▸ GOAL:
Check every line below for the word "name" and show those that hold it.

-- Begin MATERIAL PROVIDED --

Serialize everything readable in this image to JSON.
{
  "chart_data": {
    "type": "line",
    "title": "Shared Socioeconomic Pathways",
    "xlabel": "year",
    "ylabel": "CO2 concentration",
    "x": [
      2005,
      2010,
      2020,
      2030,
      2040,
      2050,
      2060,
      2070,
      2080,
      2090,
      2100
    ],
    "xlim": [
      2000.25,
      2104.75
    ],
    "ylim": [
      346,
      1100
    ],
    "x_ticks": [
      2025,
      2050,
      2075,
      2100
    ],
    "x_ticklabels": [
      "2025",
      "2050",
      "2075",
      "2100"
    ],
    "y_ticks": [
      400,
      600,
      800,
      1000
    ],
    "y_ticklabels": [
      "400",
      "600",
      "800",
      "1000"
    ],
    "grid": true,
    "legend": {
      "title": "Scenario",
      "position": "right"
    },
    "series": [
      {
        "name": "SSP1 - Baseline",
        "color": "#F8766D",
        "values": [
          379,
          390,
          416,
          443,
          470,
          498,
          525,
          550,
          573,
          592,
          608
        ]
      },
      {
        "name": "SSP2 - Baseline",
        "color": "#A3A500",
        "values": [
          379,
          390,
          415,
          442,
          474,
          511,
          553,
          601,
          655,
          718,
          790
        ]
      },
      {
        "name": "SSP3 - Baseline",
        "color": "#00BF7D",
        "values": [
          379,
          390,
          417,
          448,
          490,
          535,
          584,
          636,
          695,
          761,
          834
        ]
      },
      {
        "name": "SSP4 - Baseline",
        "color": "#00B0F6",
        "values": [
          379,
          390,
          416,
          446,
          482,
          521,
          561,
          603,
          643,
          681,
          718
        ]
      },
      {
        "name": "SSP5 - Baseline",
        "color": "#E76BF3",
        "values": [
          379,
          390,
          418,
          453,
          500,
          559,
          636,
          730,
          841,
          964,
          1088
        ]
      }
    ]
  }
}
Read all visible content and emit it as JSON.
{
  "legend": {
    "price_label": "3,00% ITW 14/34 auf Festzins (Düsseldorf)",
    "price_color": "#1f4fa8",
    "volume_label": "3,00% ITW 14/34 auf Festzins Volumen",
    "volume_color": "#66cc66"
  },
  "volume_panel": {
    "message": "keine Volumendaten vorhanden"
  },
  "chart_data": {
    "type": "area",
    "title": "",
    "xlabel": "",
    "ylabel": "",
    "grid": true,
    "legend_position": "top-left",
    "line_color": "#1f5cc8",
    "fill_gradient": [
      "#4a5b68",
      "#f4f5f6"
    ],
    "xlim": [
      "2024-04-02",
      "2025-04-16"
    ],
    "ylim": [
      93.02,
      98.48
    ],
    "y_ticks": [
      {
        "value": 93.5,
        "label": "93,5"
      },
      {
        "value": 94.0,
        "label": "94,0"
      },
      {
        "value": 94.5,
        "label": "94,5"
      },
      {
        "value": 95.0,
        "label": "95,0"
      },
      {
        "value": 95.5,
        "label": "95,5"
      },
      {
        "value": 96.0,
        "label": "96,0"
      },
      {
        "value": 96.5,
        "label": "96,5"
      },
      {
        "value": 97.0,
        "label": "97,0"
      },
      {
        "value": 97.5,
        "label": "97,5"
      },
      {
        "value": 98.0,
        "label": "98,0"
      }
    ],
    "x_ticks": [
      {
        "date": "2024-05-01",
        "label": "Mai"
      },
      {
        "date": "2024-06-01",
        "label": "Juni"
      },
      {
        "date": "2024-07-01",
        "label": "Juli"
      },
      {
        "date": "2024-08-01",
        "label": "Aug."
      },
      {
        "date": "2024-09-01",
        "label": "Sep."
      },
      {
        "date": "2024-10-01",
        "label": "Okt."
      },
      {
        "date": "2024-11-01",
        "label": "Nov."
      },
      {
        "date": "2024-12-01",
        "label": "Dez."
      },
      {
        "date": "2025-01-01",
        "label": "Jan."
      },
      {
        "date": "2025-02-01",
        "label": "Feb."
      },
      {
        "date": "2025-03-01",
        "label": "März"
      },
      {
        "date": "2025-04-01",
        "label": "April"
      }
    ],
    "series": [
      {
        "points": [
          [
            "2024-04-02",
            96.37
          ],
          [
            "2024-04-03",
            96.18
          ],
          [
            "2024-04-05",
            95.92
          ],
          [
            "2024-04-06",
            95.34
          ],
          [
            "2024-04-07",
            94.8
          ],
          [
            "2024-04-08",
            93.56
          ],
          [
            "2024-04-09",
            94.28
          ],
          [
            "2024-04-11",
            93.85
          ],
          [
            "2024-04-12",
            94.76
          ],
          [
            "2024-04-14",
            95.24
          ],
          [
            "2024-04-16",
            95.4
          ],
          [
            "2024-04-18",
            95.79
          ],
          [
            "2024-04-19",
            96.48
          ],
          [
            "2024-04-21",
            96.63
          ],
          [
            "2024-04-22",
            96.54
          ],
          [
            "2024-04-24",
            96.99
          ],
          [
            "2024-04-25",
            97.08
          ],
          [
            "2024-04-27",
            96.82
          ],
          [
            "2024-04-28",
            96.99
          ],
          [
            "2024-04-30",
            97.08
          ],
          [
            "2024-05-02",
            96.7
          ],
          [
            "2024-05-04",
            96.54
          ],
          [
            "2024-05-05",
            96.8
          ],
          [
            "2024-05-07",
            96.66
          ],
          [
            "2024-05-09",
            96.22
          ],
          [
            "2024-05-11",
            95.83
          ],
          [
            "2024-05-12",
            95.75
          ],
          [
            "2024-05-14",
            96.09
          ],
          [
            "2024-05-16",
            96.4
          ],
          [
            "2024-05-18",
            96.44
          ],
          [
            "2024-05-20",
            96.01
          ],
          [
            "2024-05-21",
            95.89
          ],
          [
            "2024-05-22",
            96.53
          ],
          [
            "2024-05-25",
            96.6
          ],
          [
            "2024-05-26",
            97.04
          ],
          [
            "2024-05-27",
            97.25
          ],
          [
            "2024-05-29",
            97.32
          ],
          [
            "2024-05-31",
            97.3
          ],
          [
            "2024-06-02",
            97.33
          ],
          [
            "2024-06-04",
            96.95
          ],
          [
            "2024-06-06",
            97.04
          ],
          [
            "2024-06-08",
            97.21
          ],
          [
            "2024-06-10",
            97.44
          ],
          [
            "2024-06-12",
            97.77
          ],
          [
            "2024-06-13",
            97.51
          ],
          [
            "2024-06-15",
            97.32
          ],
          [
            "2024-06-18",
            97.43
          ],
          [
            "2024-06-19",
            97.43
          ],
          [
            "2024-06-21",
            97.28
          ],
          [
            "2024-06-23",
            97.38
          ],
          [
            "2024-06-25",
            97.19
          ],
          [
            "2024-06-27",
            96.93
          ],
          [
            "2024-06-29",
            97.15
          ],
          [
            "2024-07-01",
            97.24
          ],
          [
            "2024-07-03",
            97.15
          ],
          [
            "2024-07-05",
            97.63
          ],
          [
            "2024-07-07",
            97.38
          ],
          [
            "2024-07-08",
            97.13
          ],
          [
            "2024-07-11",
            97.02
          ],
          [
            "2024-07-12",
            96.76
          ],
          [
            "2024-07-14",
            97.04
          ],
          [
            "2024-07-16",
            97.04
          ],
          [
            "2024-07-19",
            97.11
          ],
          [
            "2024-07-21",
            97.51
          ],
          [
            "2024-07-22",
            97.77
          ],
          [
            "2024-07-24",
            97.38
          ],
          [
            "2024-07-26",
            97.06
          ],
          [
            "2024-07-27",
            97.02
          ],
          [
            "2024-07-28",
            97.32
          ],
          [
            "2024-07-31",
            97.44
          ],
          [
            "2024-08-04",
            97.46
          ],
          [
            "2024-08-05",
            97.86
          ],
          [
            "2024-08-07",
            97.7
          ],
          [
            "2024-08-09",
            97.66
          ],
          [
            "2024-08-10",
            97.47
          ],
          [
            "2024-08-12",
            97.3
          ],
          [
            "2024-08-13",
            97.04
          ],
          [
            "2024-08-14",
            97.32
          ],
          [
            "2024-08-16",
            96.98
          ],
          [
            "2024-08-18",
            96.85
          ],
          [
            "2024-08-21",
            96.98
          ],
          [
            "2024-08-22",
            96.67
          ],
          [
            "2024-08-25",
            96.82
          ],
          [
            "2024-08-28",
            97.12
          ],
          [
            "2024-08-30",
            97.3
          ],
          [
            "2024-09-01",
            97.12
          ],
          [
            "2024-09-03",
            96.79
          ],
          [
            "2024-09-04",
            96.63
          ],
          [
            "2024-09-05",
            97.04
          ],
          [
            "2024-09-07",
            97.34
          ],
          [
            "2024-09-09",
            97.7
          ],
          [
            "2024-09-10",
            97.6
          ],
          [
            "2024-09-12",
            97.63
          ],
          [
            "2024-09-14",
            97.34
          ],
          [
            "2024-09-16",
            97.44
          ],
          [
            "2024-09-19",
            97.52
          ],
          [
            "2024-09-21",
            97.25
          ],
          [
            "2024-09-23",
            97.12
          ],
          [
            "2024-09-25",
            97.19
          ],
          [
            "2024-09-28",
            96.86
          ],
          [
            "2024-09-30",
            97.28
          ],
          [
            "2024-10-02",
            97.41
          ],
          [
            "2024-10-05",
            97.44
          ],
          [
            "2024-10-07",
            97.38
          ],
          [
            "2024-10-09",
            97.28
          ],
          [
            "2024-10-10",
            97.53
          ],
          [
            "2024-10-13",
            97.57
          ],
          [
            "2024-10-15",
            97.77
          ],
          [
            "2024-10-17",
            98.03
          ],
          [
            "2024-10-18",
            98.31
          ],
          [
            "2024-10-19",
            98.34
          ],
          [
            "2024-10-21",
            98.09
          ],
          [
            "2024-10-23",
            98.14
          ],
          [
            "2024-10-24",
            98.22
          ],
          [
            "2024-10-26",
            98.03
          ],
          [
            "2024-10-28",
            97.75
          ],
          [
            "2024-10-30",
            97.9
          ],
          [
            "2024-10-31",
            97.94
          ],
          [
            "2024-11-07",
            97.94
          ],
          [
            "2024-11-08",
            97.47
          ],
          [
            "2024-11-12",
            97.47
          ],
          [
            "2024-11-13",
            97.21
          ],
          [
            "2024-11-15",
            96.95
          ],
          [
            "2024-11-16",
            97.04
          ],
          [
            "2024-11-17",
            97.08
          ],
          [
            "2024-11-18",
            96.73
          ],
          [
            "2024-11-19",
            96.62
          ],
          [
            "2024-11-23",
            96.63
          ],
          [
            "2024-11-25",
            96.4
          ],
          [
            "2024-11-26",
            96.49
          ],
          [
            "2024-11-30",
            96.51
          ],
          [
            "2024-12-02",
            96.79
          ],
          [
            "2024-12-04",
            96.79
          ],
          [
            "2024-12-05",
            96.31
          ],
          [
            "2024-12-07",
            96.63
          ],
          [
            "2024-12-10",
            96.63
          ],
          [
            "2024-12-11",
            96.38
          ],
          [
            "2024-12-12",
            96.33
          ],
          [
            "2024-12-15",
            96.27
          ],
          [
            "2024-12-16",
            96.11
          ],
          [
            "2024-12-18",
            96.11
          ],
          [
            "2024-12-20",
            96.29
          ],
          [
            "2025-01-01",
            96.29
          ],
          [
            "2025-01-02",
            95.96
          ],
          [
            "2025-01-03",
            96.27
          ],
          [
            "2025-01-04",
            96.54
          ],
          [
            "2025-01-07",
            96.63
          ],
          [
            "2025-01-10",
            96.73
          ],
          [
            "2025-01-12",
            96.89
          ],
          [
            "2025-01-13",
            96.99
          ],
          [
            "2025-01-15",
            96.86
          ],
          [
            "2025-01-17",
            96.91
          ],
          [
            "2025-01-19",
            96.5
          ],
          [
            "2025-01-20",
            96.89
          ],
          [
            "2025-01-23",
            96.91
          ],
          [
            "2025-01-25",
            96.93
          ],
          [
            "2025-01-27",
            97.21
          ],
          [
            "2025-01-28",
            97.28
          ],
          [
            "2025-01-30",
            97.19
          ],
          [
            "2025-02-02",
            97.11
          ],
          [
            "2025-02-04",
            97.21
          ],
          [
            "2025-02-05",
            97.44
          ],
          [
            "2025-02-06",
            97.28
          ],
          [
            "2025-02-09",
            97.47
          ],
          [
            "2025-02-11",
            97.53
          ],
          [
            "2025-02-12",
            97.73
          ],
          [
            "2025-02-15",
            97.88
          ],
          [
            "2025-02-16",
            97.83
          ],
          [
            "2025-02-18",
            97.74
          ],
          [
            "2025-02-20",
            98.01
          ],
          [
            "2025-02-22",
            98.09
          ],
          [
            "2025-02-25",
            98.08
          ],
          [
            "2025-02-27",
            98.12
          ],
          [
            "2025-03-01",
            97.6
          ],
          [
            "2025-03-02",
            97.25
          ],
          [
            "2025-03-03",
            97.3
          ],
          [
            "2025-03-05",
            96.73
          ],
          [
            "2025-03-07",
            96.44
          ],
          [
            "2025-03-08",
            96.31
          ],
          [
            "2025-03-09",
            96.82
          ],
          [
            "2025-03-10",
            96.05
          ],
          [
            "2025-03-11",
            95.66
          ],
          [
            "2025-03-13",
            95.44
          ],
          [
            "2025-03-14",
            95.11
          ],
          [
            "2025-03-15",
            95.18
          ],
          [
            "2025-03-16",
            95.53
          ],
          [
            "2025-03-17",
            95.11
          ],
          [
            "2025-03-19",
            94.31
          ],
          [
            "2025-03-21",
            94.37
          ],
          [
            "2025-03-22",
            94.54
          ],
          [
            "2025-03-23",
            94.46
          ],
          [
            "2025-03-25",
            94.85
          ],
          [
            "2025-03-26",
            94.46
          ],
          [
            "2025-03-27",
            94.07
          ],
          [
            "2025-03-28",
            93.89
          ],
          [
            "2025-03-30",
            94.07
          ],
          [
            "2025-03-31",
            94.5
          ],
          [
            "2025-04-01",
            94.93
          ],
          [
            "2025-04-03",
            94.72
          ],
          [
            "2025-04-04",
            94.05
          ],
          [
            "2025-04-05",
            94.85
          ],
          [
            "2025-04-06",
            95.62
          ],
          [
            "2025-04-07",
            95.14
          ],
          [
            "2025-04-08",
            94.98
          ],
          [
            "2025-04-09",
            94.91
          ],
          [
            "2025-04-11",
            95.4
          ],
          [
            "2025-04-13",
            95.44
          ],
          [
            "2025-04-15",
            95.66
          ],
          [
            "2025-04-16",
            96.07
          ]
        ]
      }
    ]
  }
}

-- End MATERIAL PROVIDED --

▸ TASK RESPONSE:
        "name": "SSP1 - Baseline",
        "name": "SSP2 - Baseline",
        "name": "SSP3 - Baseline",
        "name": "SSP4 - Baseline",
        "name": "SSP5 - Baseline",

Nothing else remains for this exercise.